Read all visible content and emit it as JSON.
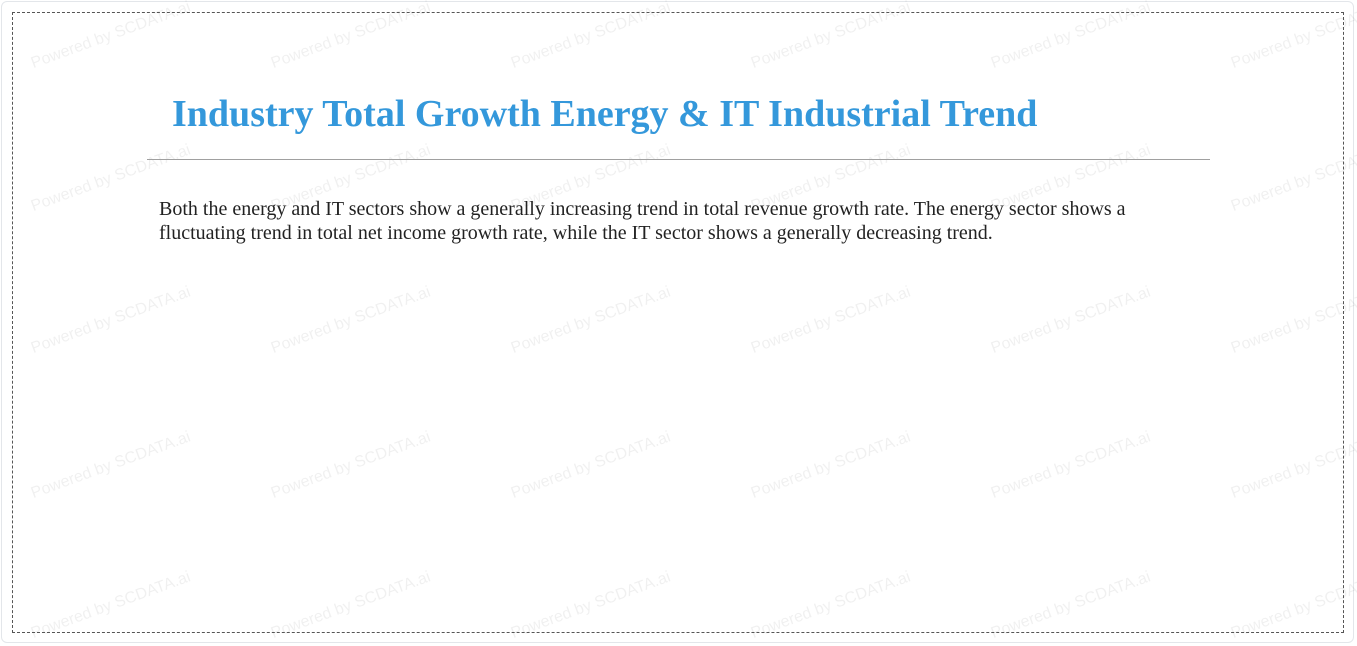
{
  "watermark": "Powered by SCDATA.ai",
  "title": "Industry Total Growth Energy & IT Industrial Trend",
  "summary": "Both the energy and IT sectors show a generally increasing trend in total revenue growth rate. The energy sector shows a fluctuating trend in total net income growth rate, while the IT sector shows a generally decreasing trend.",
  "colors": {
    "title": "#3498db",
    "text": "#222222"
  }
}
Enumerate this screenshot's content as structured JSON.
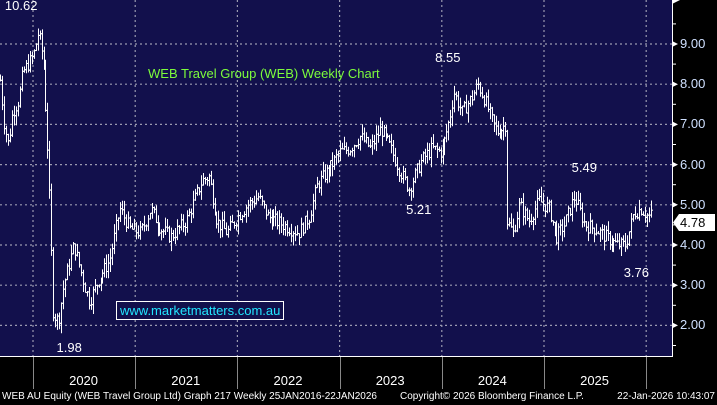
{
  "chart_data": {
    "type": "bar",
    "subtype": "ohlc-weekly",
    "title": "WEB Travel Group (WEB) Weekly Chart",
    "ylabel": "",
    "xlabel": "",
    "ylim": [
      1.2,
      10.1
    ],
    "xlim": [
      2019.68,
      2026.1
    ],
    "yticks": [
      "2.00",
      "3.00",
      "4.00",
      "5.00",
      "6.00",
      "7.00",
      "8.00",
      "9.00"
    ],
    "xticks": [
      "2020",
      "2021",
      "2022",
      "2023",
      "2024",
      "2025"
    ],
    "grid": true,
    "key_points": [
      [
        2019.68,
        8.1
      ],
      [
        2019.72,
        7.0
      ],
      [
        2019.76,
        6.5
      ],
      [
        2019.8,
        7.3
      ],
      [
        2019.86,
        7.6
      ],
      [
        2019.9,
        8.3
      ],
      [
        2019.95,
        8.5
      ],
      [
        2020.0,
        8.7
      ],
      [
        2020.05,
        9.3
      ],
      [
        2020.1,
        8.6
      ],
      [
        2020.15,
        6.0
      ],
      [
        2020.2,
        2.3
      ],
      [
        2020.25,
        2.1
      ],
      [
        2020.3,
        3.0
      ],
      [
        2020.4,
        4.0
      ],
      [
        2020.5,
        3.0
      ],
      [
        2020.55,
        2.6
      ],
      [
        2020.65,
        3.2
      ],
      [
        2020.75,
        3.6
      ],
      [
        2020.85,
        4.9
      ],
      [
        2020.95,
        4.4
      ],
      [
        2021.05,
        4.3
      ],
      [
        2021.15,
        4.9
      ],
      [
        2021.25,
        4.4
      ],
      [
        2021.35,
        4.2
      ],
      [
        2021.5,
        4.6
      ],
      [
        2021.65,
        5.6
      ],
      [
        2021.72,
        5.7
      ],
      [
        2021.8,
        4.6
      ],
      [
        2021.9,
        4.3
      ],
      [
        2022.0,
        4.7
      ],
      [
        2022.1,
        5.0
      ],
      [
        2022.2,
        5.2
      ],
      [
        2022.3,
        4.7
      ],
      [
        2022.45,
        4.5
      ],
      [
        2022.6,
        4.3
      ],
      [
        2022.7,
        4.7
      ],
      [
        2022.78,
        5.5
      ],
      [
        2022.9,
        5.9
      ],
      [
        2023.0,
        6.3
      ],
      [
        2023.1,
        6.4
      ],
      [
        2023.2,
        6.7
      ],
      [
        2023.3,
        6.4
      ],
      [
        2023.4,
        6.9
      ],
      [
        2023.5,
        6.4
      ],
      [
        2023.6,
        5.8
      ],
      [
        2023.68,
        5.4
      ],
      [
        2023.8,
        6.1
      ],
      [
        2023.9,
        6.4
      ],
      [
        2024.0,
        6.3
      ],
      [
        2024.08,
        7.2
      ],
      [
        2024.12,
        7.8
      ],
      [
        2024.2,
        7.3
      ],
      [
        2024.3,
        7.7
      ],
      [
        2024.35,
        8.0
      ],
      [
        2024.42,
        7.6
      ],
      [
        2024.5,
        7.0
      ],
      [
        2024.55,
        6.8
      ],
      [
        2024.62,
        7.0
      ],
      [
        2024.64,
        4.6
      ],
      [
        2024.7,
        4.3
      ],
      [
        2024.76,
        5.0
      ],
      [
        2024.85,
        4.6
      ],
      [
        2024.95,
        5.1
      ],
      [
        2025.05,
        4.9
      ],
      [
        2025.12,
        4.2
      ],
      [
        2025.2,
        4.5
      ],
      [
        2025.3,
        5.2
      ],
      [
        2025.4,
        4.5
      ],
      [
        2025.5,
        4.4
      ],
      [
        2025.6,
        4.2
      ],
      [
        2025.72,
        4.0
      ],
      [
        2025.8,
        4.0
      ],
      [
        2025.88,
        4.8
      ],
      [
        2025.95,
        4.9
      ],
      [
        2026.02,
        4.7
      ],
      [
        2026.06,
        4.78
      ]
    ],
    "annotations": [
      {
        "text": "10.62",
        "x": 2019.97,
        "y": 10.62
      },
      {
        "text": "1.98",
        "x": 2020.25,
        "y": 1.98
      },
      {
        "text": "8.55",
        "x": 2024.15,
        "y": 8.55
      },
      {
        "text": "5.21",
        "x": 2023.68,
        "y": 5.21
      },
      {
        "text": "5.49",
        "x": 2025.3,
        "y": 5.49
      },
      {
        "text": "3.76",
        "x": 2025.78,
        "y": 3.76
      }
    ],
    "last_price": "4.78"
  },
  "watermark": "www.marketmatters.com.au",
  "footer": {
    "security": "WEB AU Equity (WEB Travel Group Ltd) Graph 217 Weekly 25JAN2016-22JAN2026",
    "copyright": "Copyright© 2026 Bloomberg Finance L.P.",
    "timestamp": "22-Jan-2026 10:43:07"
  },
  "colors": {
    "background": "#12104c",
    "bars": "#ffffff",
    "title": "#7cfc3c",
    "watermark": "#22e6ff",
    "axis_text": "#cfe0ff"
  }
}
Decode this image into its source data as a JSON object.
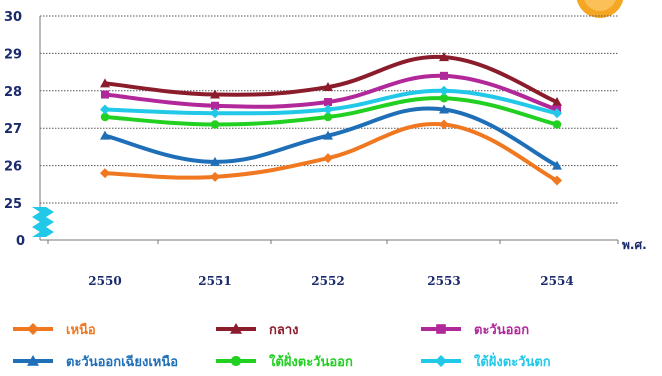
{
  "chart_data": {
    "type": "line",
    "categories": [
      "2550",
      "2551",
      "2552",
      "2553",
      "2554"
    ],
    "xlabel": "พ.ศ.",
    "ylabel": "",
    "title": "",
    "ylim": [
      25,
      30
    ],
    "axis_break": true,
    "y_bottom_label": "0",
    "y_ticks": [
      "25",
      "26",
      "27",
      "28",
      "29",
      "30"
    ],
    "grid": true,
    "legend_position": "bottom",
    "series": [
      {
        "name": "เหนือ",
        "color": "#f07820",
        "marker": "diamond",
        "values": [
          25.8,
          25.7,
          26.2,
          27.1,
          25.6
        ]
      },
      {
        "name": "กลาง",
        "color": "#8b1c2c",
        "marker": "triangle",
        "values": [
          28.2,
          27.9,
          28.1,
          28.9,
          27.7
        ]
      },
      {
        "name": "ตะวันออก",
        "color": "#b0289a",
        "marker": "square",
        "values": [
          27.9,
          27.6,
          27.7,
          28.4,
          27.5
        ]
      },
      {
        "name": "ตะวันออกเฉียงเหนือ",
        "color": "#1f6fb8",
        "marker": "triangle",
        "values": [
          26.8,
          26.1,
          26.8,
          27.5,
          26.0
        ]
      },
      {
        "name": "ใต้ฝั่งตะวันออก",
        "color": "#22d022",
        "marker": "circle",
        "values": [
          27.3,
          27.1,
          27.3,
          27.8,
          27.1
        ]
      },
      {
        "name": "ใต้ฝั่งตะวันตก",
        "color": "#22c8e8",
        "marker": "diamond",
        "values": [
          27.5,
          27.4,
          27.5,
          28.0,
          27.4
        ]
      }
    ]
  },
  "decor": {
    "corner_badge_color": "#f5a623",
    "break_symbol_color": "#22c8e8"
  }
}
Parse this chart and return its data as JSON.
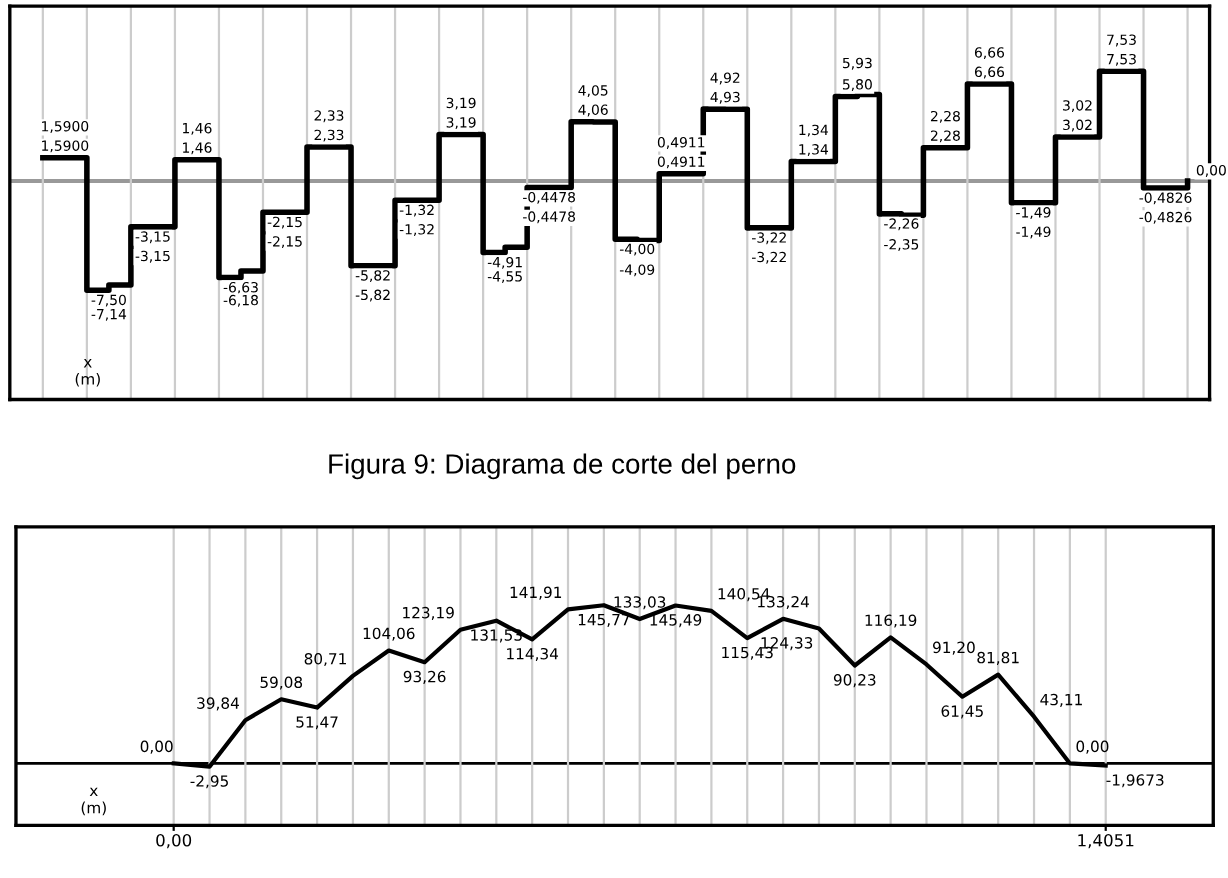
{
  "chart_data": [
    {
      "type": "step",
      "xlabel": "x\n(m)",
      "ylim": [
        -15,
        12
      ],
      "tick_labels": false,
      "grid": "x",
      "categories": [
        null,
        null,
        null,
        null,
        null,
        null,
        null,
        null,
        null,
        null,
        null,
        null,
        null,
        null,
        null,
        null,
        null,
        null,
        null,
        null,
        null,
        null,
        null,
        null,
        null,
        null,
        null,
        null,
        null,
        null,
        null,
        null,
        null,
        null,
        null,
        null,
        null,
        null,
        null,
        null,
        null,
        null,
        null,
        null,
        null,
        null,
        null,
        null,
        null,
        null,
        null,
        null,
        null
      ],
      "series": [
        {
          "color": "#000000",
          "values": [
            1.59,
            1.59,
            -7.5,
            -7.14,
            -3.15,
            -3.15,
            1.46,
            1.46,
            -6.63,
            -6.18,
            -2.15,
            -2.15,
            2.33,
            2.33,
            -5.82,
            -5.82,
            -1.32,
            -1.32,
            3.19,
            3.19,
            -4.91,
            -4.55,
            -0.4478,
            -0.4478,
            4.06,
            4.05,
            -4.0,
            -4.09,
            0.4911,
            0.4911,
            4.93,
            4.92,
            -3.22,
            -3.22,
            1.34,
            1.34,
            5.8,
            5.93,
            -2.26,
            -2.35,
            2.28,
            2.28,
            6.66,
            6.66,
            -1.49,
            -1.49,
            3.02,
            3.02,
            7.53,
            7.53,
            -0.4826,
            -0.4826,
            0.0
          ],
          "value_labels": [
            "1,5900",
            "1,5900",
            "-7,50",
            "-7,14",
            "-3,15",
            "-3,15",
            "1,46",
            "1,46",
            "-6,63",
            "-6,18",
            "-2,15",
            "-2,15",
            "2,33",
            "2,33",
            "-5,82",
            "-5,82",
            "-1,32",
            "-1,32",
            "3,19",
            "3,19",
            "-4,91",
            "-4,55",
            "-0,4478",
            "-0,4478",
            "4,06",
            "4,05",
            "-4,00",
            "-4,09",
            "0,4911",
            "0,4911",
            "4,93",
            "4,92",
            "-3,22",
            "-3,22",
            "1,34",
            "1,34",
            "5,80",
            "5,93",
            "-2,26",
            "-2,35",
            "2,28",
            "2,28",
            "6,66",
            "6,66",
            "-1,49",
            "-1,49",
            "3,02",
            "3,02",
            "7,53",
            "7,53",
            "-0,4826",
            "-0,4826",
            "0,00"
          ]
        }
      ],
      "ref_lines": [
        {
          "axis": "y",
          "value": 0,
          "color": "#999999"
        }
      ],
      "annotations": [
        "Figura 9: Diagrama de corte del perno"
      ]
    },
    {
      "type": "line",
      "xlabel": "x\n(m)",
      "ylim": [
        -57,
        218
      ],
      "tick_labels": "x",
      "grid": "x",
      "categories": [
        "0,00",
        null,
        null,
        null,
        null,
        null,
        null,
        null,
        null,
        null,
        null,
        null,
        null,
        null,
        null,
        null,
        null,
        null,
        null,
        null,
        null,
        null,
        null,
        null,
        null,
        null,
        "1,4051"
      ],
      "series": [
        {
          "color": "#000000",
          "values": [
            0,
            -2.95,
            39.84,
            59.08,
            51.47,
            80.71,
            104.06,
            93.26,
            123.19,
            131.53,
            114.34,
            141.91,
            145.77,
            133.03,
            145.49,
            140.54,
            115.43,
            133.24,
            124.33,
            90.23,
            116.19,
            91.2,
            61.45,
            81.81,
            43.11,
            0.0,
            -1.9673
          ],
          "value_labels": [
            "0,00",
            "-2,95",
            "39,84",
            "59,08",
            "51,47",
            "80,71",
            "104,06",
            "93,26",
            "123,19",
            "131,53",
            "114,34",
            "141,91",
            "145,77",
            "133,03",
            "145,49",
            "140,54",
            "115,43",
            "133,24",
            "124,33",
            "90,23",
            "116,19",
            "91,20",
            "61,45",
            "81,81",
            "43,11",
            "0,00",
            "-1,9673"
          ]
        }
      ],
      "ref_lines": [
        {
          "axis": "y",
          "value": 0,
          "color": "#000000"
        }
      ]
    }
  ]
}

▶ [What to do] Write out each line of the data that holds the string "title".

▶ [Output of the exercise]
  "title": "Industry Total Growth Energy & IT Industrial Trend",
    "title": "#3498db",
    "title": "WEB Travel Group (WEB) Weekly Chart",
    "title": "#7cfc3c",
    "title": "",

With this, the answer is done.